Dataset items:
○ ○ ○

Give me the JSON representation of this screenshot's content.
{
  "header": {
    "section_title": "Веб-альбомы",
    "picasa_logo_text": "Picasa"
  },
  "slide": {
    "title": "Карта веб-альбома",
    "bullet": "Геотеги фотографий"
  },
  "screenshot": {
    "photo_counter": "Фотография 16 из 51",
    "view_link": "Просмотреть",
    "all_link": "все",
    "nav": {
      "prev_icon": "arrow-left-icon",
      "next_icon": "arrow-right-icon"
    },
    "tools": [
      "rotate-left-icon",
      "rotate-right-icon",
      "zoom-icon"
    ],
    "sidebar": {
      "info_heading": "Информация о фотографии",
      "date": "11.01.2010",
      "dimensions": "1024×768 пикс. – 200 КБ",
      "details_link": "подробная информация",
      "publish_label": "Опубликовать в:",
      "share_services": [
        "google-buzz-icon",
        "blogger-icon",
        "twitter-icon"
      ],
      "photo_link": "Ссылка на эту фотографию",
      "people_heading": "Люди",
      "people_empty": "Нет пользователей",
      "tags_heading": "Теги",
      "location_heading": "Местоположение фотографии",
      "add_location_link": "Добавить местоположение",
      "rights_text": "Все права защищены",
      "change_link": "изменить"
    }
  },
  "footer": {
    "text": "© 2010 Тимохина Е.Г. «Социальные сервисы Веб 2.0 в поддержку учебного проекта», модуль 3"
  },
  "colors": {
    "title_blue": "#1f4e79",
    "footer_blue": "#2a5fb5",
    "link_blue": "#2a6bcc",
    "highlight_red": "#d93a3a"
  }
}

○ ○ ○

WORK TO COMPLETE:
Without leaving anything out, give the entries again exactly.

THE SOLUTION:
Give me the JSON representation of this screenshot's content.
{
  "header": {
    "section_title": "Веб-альбомы",
    "picasa_logo_text": "Picasa"
  },
  "slide": {
    "title": "Карта веб-альбома",
    "bullet": "Геотеги фотографий"
  },
  "screenshot": {
    "photo_counter": "Фотография 16 из 51",
    "view_link": "Просмотреть",
    "all_link": "все",
    "nav": {
      "prev_icon": "arrow-left-icon",
      "next_icon": "arrow-right-icon"
    },
    "tools": [
      "rotate-left-icon",
      "rotate-right-icon",
      "zoom-icon"
    ],
    "sidebar": {
      "info_heading": "Информация о фотографии",
      "date": "11.01.2010",
      "dimensions": "1024×768 пикс. – 200 КБ",
      "details_link": "подробная информация",
      "publish_label": "Опубликовать в:",
      "share_services": [
        "google-buzz-icon",
        "blogger-icon",
        "twitter-icon"
      ],
      "photo_link": "Ссылка на эту фотографию",
      "people_heading": "Люди",
      "people_empty": "Нет пользователей",
      "tags_heading": "Теги",
      "location_heading": "Местоположение фотографии",
      "add_location_link": "Добавить местоположение",
      "rights_text": "Все права защищены",
      "change_link": "изменить"
    }
  },
  "footer": {
    "text": "© 2010 Тимохина Е.Г. «Социальные сервисы Веб 2.0 в поддержку учебного проекта», модуль 3"
  },
  "colors": {
    "title_blue": "#1f4e79",
    "footer_blue": "#2a5fb5",
    "link_blue": "#2a6bcc",
    "highlight_red": "#d93a3a"
  }
}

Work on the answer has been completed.